Exactly repeat all the records below, omitting the images they hold.

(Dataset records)
----------

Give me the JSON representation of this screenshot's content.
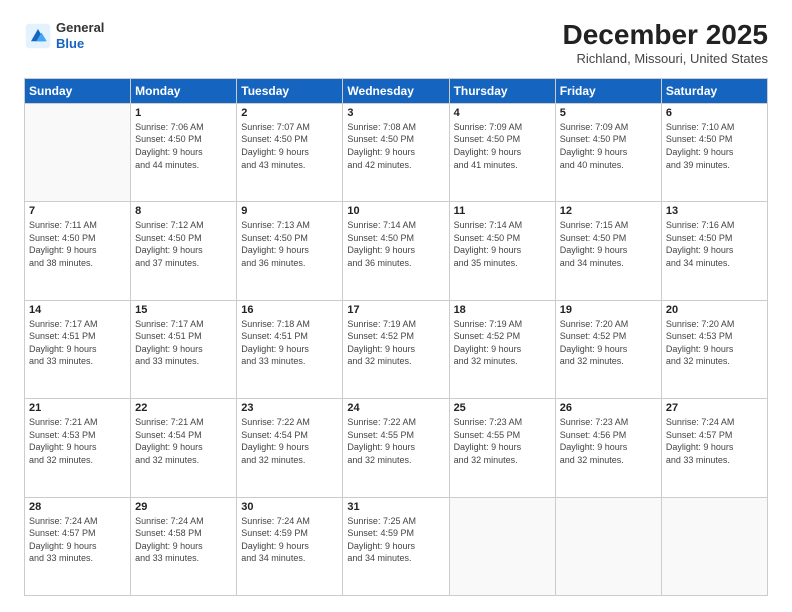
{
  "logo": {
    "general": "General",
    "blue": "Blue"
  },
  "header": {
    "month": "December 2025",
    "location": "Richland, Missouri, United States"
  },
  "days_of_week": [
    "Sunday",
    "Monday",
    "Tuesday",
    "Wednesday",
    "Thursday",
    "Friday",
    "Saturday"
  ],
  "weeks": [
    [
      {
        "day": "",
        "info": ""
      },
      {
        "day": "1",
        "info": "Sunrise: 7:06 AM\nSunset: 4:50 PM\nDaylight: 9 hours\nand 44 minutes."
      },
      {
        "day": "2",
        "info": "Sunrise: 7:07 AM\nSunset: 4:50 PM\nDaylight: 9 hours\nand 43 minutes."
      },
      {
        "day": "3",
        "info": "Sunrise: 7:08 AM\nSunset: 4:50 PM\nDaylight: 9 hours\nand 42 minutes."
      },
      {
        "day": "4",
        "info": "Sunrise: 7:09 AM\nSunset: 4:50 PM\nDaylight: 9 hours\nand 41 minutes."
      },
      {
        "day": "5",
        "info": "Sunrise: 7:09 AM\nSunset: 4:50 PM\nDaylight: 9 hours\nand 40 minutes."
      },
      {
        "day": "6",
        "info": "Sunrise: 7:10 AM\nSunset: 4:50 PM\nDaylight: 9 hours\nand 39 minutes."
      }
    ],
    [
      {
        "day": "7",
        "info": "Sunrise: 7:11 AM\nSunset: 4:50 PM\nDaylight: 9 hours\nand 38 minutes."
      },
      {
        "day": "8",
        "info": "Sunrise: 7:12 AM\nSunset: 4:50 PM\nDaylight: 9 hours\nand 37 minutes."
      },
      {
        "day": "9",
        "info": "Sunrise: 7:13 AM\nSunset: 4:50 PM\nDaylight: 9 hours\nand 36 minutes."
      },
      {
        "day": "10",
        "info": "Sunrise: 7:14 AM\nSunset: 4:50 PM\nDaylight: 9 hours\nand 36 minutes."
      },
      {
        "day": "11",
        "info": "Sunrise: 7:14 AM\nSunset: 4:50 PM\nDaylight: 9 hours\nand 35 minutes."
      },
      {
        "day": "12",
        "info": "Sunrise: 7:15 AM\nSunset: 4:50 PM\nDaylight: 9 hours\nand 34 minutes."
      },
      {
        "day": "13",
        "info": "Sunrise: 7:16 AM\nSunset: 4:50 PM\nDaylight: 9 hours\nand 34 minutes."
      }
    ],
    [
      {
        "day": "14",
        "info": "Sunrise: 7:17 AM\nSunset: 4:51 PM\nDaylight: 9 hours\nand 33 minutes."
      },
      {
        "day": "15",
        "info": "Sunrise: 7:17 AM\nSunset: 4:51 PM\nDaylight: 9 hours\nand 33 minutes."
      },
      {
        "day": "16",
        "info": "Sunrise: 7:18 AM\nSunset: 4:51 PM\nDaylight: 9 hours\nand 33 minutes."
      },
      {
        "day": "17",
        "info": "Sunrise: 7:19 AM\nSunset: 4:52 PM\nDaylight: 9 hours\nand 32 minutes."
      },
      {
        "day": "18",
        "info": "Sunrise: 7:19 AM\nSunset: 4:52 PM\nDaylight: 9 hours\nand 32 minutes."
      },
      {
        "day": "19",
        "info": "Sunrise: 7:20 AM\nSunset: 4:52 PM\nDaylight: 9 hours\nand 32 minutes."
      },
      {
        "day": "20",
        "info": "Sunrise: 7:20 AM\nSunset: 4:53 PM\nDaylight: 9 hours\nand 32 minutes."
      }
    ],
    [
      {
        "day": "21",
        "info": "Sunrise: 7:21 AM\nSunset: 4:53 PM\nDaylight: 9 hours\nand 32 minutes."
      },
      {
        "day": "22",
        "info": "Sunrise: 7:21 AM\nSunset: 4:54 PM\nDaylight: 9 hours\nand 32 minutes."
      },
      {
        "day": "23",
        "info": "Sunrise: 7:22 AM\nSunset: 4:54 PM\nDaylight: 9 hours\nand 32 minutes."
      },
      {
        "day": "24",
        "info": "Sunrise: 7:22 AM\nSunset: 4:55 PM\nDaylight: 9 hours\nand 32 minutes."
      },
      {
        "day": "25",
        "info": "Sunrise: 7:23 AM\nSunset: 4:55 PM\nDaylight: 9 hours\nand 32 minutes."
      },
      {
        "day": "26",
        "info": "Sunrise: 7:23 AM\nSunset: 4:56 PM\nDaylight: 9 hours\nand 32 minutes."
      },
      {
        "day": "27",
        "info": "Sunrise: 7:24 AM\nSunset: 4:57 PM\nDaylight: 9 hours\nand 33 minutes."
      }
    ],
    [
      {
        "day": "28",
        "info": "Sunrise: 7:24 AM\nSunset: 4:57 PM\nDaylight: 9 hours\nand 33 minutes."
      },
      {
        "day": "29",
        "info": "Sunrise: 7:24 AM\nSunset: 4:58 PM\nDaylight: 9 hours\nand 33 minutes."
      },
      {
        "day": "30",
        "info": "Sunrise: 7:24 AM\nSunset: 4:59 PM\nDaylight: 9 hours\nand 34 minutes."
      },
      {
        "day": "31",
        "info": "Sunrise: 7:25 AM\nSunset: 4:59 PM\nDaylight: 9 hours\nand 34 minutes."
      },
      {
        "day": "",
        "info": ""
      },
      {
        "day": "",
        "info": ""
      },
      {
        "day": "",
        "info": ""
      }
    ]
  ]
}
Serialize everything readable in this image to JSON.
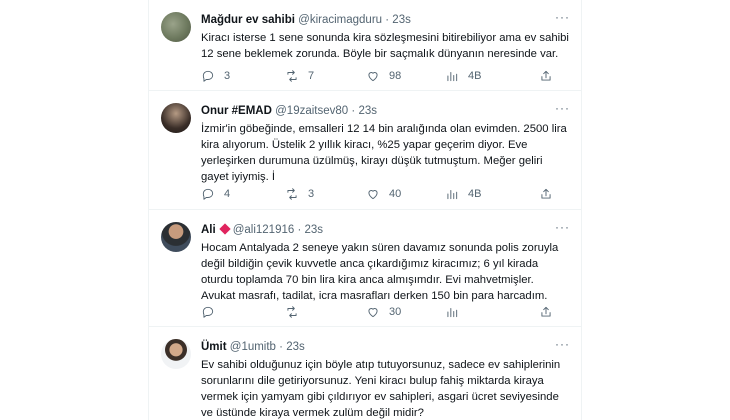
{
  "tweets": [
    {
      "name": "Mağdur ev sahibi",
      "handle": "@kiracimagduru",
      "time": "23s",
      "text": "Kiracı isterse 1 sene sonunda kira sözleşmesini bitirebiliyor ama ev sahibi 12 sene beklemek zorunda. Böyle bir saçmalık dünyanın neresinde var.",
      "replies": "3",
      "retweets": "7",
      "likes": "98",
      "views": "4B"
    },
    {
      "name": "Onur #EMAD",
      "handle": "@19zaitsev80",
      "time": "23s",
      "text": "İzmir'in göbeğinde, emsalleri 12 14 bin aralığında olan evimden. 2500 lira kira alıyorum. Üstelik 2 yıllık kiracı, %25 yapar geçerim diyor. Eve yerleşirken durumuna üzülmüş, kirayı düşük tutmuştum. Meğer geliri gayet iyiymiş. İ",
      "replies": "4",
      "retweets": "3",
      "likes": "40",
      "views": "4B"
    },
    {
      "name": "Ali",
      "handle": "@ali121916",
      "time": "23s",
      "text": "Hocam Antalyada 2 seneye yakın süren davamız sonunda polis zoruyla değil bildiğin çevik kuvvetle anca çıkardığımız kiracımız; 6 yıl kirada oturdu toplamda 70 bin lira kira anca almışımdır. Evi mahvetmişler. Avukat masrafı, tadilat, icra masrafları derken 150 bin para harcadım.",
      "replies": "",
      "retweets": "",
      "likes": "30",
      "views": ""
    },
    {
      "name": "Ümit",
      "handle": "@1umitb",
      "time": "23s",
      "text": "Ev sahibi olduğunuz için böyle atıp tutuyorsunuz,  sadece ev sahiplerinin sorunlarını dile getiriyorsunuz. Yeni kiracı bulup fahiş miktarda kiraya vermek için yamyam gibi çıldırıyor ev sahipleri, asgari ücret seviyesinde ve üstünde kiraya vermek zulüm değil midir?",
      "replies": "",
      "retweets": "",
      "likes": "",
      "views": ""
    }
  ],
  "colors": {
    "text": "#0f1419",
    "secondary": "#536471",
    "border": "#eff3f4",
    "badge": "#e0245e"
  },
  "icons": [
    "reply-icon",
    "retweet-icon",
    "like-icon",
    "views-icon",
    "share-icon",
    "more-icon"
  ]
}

----------

## EXERCISE SOLUTION
Give me the JSON representation of this screenshot's content.
{
  "logo": {
    "general": "General",
    "blue": "Blue"
  },
  "header": {
    "month": "December 2025",
    "location": "Richland, Missouri, United States"
  },
  "days_of_week": [
    "Sunday",
    "Monday",
    "Tuesday",
    "Wednesday",
    "Thursday",
    "Friday",
    "Saturday"
  ],
  "weeks": [
    [
      {
        "day": "",
        "info": ""
      },
      {
        "day": "1",
        "info": "Sunrise: 7:06 AM\nSunset: 4:50 PM\nDaylight: 9 hours\nand 44 minutes."
      },
      {
        "day": "2",
        "info": "Sunrise: 7:07 AM\nSunset: 4:50 PM\nDaylight: 9 hours\nand 43 minutes."
      },
      {
        "day": "3",
        "info": "Sunrise: 7:08 AM\nSunset: 4:50 PM\nDaylight: 9 hours\nand 42 minutes."
      },
      {
        "day": "4",
        "info": "Sunrise: 7:09 AM\nSunset: 4:50 PM\nDaylight: 9 hours\nand 41 minutes."
      },
      {
        "day": "5",
        "info": "Sunrise: 7:09 AM\nSunset: 4:50 PM\nDaylight: 9 hours\nand 40 minutes."
      },
      {
        "day": "6",
        "info": "Sunrise: 7:10 AM\nSunset: 4:50 PM\nDaylight: 9 hours\nand 39 minutes."
      }
    ],
    [
      {
        "day": "7",
        "info": "Sunrise: 7:11 AM\nSunset: 4:50 PM\nDaylight: 9 hours\nand 38 minutes."
      },
      {
        "day": "8",
        "info": "Sunrise: 7:12 AM\nSunset: 4:50 PM\nDaylight: 9 hours\nand 37 minutes."
      },
      {
        "day": "9",
        "info": "Sunrise: 7:13 AM\nSunset: 4:50 PM\nDaylight: 9 hours\nand 36 minutes."
      },
      {
        "day": "10",
        "info": "Sunrise: 7:14 AM\nSunset: 4:50 PM\nDaylight: 9 hours\nand 36 minutes."
      },
      {
        "day": "11",
        "info": "Sunrise: 7:14 AM\nSunset: 4:50 PM\nDaylight: 9 hours\nand 35 minutes."
      },
      {
        "day": "12",
        "info": "Sunrise: 7:15 AM\nSunset: 4:50 PM\nDaylight: 9 hours\nand 34 minutes."
      },
      {
        "day": "13",
        "info": "Sunrise: 7:16 AM\nSunset: 4:50 PM\nDaylight: 9 hours\nand 34 minutes."
      }
    ],
    [
      {
        "day": "14",
        "info": "Sunrise: 7:17 AM\nSunset: 4:51 PM\nDaylight: 9 hours\nand 33 minutes."
      },
      {
        "day": "15",
        "info": "Sunrise: 7:17 AM\nSunset: 4:51 PM\nDaylight: 9 hours\nand 33 minutes."
      },
      {
        "day": "16",
        "info": "Sunrise: 7:18 AM\nSunset: 4:51 PM\nDaylight: 9 hours\nand 33 minutes."
      },
      {
        "day": "17",
        "info": "Sunrise: 7:19 AM\nSunset: 4:52 PM\nDaylight: 9 hours\nand 32 minutes."
      },
      {
        "day": "18",
        "info": "Sunrise: 7:19 AM\nSunset: 4:52 PM\nDaylight: 9 hours\nand 32 minutes."
      },
      {
        "day": "19",
        "info": "Sunrise: 7:20 AM\nSunset: 4:52 PM\nDaylight: 9 hours\nand 32 minutes."
      },
      {
        "day": "20",
        "info": "Sunrise: 7:20 AM\nSunset: 4:53 PM\nDaylight: 9 hours\nand 32 minutes."
      }
    ],
    [
      {
        "day": "21",
        "info": "Sunrise: 7:21 AM\nSunset: 4:53 PM\nDaylight: 9 hours\nand 32 minutes."
      },
      {
        "day": "22",
        "info": "Sunrise: 7:21 AM\nSunset: 4:54 PM\nDaylight: 9 hours\nand 32 minutes."
      },
      {
        "day": "23",
        "info": "Sunrise: 7:22 AM\nSunset: 4:54 PM\nDaylight: 9 hours\nand 32 minutes."
      },
      {
        "day": "24",
        "info": "Sunrise: 7:22 AM\nSunset: 4:55 PM\nDaylight: 9 hours\nand 32 minutes."
      },
      {
        "day": "25",
        "info": "Sunrise: 7:23 AM\nSunset: 4:55 PM\nDaylight: 9 hours\nand 32 minutes."
      },
      {
        "day": "26",
        "info": "Sunrise: 7:23 AM\nSunset: 4:56 PM\nDaylight: 9 hours\nand 32 minutes."
      },
      {
        "day": "27",
        "info": "Sunrise: 7:24 AM\nSunset: 4:57 PM\nDaylight: 9 hours\nand 33 minutes."
      }
    ],
    [
      {
        "day": "28",
        "info": "Sunrise: 7:24 AM\nSunset: 4:57 PM\nDaylight: 9 hours\nand 33 minutes."
      },
      {
        "day": "29",
        "info": "Sunrise: 7:24 AM\nSunset: 4:58 PM\nDaylight: 9 hours\nand 33 minutes."
      },
      {
        "day": "30",
        "info": "Sunrise: 7:24 AM\nSunset: 4:59 PM\nDaylight: 9 hours\nand 34 minutes."
      },
      {
        "day": "31",
        "info": "Sunrise: 7:25 AM\nSunset: 4:59 PM\nDaylight: 9 hours\nand 34 minutes."
      },
      {
        "day": "",
        "info": ""
      },
      {
        "day": "",
        "info": ""
      },
      {
        "day": "",
        "info": ""
      }
    ]
  ]
}
Serialize everything readable in this image to JSON.
{
  "tweets": [
    {
      "name": "Mağdur ev sahibi",
      "handle": "@kiracimagduru",
      "time": "23s",
      "text": "Kiracı isterse 1 sene sonunda kira sözleşmesini bitirebiliyor ama ev sahibi 12 sene beklemek zorunda. Böyle bir saçmalık dünyanın neresinde var.",
      "replies": "3",
      "retweets": "7",
      "likes": "98",
      "views": "4B"
    },
    {
      "name": "Onur #EMAD",
      "handle": "@19zaitsev80",
      "time": "23s",
      "text": "İzmir'in göbeğinde, emsalleri 12 14 bin aralığında olan evimden. 2500 lira kira alıyorum. Üstelik 2 yıllık kiracı, %25 yapar geçerim diyor. Eve yerleşirken durumuna üzülmüş, kirayı düşük tutmuştum. Meğer geliri gayet iyiymiş. İ",
      "replies": "4",
      "retweets": "3",
      "likes": "40",
      "views": "4B"
    },
    {
      "name": "Ali",
      "handle": "@ali121916",
      "time": "23s",
      "text": "Hocam Antalyada 2 seneye yakın süren davamız sonunda polis zoruyla değil bildiğin çevik kuvvetle anca çıkardığımız kiracımız; 6 yıl kirada oturdu toplamda 70 bin lira kira anca almışımdır. Evi mahvetmişler. Avukat masrafı, tadilat, icra masrafları derken 150 bin para harcadım.",
      "replies": "",
      "retweets": "",
      "likes": "30",
      "views": ""
    },
    {
      "name": "Ümit",
      "handle": "@1umitb",
      "time": "23s",
      "text": "Ev sahibi olduğunuz için böyle atıp tutuyorsunuz,  sadece ev sahiplerinin sorunlarını dile getiriyorsunuz. Yeni kiracı bulup fahiş miktarda kiraya vermek için yamyam gibi çıldırıyor ev sahipleri, asgari ücret seviyesinde ve üstünde kiraya vermek zulüm değil midir?",
      "replies": "",
      "retweets": "",
      "likes": "",
      "views": ""
    }
  ],
  "colors": {
    "text": "#0f1419",
    "secondary": "#536471",
    "border": "#eff3f4",
    "badge": "#e0245e"
  },
  "icons": [
    "reply-icon",
    "retweet-icon",
    "like-icon",
    "views-icon",
    "share-icon",
    "more-icon"
  ]
}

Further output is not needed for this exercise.